JOB
Note each line of the listing that contains the string "xlabel", and copy it.

--- RECORDS PROVIDED ---

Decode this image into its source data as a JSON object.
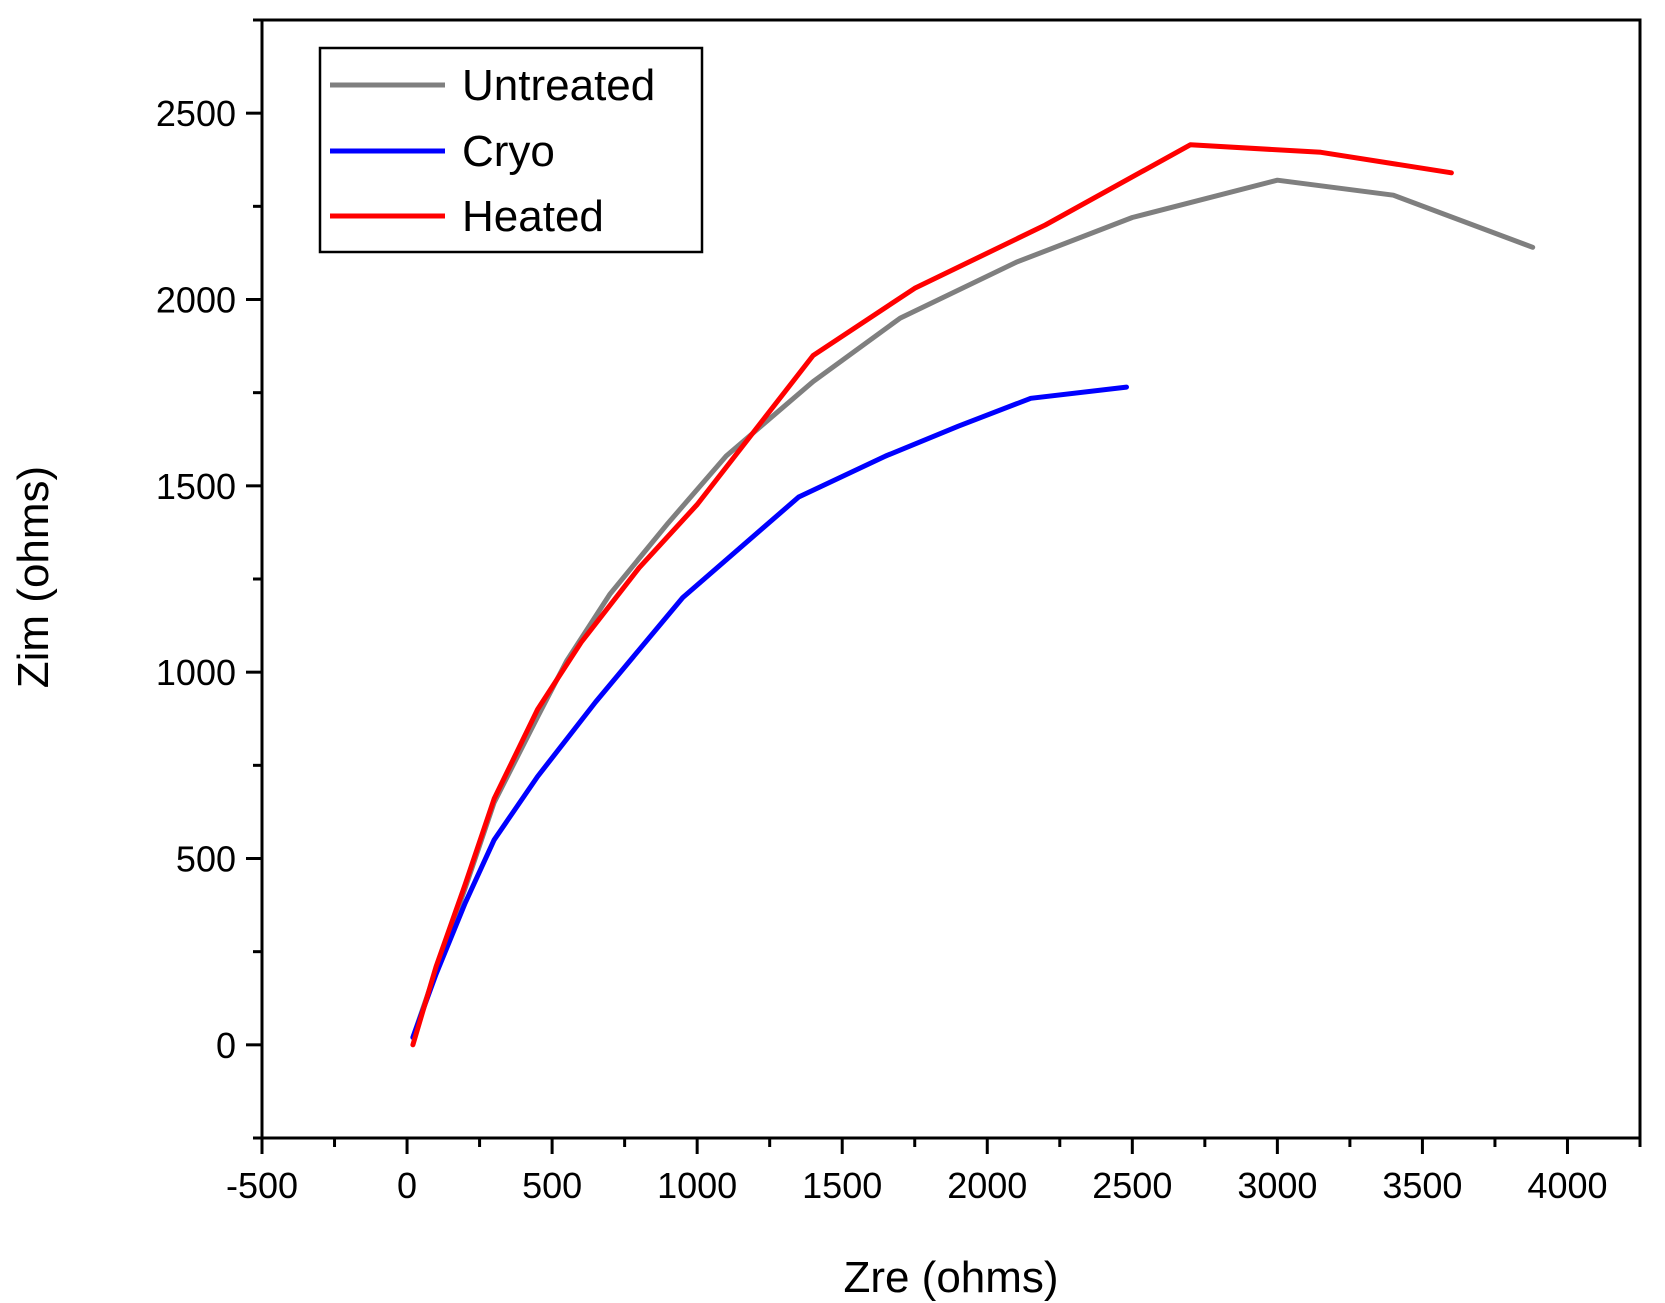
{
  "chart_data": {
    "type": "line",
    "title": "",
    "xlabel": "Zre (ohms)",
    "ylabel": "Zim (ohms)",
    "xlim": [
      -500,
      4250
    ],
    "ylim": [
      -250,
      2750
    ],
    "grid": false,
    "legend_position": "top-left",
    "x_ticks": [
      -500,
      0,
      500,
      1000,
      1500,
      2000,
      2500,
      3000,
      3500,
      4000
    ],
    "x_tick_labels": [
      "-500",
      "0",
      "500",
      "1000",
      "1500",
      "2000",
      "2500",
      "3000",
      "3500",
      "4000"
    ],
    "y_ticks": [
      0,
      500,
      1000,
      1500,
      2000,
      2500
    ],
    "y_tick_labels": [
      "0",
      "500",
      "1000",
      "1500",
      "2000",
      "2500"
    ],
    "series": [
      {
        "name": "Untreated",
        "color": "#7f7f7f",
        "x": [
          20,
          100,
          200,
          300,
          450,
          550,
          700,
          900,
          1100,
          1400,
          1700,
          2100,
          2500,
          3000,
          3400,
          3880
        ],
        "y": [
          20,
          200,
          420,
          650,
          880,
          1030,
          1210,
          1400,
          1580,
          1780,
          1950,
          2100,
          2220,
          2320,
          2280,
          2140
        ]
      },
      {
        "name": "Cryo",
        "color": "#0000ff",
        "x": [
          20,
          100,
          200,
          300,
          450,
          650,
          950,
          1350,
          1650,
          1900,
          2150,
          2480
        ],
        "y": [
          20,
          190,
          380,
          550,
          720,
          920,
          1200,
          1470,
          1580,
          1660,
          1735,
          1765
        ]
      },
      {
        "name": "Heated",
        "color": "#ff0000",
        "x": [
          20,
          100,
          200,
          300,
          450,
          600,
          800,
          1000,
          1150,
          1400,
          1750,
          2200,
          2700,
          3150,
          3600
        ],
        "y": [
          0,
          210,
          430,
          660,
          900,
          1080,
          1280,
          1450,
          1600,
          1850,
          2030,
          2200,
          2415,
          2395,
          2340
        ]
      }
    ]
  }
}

---
--- RECORDS PROVIDED ---

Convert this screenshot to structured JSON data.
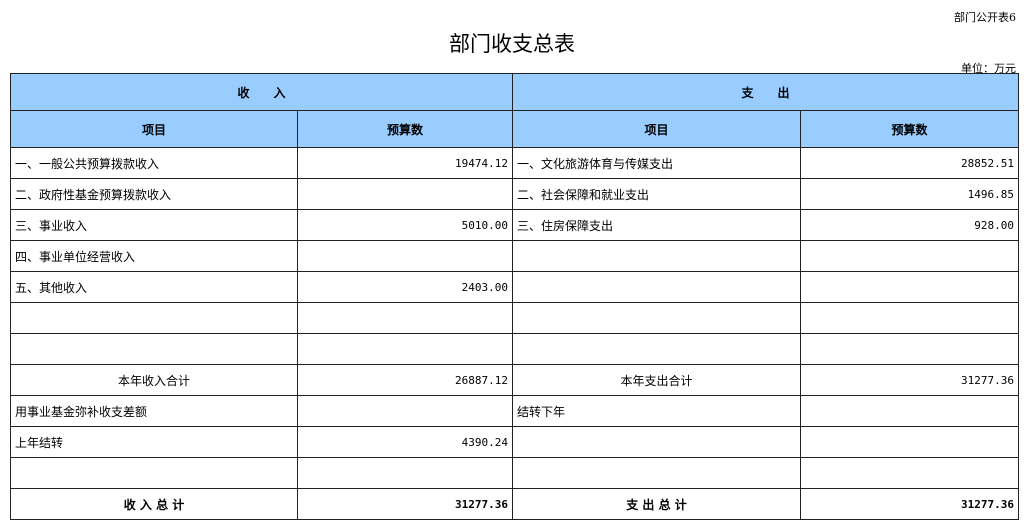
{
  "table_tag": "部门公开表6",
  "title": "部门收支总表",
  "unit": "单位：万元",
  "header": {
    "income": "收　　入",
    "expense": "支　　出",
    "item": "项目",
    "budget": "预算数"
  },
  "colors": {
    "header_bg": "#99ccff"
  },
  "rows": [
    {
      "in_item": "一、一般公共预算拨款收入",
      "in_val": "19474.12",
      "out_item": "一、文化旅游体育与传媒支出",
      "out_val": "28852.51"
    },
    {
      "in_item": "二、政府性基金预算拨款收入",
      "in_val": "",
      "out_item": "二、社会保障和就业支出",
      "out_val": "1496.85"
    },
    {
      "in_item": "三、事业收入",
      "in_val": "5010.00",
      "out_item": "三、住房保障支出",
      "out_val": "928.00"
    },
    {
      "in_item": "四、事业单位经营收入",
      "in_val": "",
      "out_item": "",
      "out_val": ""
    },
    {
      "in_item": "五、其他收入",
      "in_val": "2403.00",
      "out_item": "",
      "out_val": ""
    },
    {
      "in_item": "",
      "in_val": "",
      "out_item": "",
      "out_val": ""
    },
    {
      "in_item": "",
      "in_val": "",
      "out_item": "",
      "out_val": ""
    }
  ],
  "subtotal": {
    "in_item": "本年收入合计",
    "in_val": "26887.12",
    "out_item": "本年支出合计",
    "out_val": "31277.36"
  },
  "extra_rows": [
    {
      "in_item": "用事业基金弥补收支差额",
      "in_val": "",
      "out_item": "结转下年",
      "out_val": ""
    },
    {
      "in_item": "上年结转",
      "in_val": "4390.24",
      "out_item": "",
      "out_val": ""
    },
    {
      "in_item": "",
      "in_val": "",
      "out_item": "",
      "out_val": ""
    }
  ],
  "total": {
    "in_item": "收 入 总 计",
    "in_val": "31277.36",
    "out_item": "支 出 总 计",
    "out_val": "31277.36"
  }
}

---
--- RECORDS PROVIDED ---

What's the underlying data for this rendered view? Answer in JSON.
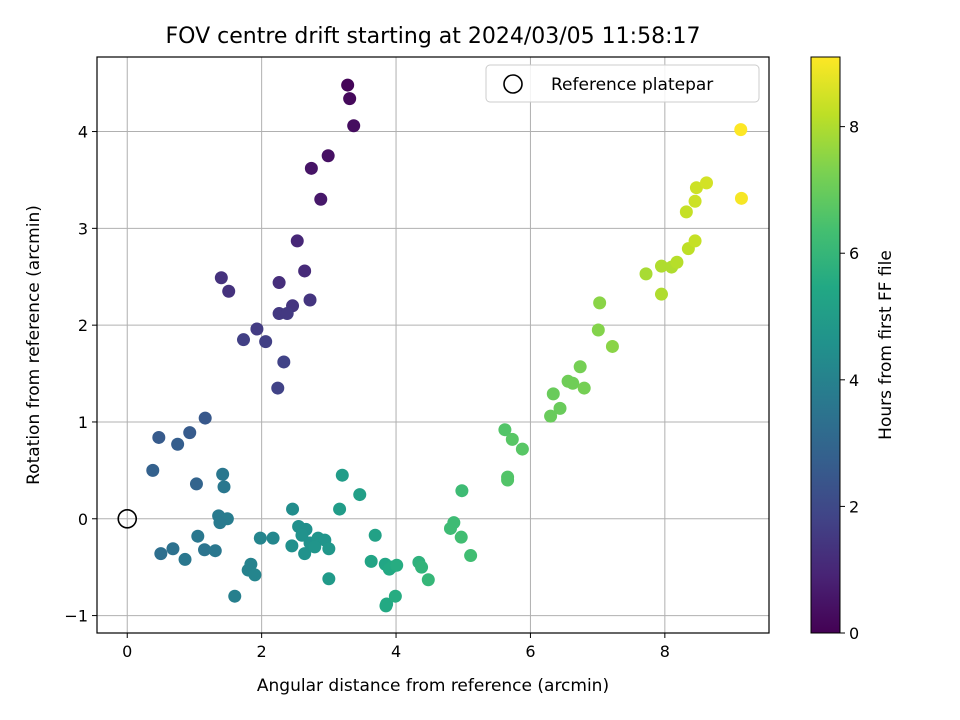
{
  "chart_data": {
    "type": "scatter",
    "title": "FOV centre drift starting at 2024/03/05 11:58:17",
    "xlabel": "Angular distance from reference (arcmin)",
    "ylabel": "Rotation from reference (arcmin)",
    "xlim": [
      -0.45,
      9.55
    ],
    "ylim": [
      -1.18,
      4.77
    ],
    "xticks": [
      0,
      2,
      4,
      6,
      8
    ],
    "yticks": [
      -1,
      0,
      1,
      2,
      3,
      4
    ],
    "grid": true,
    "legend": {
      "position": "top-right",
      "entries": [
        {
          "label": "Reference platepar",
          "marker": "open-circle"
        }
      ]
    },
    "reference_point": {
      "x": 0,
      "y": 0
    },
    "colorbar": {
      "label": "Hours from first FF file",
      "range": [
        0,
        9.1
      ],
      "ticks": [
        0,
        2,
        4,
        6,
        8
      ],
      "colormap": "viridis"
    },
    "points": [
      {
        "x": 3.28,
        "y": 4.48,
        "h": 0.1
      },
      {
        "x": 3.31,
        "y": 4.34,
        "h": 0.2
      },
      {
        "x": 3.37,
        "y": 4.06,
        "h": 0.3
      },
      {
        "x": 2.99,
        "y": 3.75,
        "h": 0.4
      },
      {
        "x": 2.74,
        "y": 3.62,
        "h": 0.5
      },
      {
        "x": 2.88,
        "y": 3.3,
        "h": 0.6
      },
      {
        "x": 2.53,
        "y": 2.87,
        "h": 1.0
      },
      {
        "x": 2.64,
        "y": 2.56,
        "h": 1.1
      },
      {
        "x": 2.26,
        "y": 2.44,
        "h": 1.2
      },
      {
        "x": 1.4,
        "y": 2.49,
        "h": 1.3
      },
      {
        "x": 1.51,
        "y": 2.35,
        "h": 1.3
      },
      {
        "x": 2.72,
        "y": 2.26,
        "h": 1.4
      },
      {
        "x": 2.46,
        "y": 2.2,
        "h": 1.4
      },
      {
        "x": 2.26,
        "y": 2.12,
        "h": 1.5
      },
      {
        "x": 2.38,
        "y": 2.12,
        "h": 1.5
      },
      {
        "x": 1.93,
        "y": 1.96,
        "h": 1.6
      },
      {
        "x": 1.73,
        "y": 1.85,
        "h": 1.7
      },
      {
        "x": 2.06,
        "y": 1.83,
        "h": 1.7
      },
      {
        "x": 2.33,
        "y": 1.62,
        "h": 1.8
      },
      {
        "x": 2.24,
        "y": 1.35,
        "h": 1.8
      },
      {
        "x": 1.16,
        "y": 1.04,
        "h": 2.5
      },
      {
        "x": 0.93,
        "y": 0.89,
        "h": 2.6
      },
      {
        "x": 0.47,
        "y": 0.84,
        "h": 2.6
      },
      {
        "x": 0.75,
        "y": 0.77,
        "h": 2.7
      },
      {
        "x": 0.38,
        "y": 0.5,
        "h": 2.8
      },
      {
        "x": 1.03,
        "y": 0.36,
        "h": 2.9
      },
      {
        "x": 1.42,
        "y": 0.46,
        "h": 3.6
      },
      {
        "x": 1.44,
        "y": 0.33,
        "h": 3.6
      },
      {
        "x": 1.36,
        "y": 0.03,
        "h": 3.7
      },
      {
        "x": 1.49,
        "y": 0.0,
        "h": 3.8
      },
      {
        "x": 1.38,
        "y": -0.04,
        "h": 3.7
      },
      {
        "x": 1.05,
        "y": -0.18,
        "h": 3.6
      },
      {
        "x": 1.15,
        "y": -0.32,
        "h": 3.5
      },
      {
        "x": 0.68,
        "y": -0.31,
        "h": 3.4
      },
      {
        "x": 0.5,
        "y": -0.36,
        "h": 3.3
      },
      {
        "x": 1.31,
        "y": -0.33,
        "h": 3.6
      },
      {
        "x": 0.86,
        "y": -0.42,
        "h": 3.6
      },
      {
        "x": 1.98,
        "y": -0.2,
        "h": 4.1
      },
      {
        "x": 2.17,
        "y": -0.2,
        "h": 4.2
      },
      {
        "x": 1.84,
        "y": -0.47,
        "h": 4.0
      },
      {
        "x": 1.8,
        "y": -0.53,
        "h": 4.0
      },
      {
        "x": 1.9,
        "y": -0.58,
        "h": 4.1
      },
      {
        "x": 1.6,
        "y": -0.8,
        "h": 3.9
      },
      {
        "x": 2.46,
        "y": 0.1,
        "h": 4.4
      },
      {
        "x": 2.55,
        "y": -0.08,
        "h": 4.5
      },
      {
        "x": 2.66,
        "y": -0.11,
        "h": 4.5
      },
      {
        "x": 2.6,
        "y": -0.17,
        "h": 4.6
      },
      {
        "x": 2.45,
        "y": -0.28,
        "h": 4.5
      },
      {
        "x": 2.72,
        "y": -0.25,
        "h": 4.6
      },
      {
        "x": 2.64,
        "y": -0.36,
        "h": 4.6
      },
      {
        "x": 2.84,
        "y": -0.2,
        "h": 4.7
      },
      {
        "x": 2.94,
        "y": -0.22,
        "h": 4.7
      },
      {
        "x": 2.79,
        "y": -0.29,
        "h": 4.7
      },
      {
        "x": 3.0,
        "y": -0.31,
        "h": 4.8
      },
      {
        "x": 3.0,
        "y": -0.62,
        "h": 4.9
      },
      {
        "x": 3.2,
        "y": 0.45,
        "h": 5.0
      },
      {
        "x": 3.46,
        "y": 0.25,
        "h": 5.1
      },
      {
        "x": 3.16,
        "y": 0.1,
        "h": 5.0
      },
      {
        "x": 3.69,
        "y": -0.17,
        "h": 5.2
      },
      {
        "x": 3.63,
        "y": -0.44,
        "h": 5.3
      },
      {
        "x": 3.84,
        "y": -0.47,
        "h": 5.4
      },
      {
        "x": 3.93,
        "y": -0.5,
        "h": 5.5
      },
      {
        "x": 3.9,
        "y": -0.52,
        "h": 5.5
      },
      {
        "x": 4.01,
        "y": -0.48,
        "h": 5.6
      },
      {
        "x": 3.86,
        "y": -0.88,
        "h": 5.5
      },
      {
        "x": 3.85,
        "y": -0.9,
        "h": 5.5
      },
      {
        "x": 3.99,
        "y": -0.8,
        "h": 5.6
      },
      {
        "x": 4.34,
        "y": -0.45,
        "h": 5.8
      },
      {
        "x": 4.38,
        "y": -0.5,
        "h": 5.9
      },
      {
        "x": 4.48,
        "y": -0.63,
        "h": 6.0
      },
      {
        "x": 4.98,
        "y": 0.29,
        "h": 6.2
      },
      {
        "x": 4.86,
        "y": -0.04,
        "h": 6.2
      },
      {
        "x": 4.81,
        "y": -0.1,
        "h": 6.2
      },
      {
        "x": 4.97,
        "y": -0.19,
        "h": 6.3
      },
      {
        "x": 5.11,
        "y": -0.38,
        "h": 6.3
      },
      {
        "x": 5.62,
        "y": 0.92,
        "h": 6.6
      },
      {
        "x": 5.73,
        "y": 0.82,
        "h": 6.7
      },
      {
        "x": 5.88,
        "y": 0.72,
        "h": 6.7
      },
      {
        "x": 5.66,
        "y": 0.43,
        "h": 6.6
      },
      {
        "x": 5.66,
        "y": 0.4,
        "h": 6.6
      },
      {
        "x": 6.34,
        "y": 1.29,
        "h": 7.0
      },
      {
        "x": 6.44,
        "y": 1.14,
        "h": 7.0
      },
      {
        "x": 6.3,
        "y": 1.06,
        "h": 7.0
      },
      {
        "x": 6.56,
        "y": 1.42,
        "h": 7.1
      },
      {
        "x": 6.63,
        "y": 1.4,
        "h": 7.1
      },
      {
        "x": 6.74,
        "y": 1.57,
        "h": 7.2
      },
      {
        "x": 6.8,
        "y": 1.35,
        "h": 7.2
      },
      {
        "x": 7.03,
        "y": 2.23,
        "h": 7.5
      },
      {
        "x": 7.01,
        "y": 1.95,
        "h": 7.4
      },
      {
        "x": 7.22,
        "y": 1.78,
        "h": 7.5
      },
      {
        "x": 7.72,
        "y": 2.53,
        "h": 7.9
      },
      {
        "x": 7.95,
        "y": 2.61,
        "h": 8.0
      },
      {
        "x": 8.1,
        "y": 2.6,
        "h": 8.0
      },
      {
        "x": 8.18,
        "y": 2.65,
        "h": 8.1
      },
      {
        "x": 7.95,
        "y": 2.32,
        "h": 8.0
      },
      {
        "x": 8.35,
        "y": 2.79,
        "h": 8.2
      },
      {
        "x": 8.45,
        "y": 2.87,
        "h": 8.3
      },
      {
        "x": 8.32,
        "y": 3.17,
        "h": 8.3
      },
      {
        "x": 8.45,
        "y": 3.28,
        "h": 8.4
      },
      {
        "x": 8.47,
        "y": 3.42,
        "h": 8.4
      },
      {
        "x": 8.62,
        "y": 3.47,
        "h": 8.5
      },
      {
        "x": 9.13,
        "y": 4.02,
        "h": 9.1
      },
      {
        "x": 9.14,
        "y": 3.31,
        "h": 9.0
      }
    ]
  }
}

---

EXERCISE ANSWER
    "xlabel": "Zre (ohms)",
    "xlabel": "Angular distance from reference (arcmin)",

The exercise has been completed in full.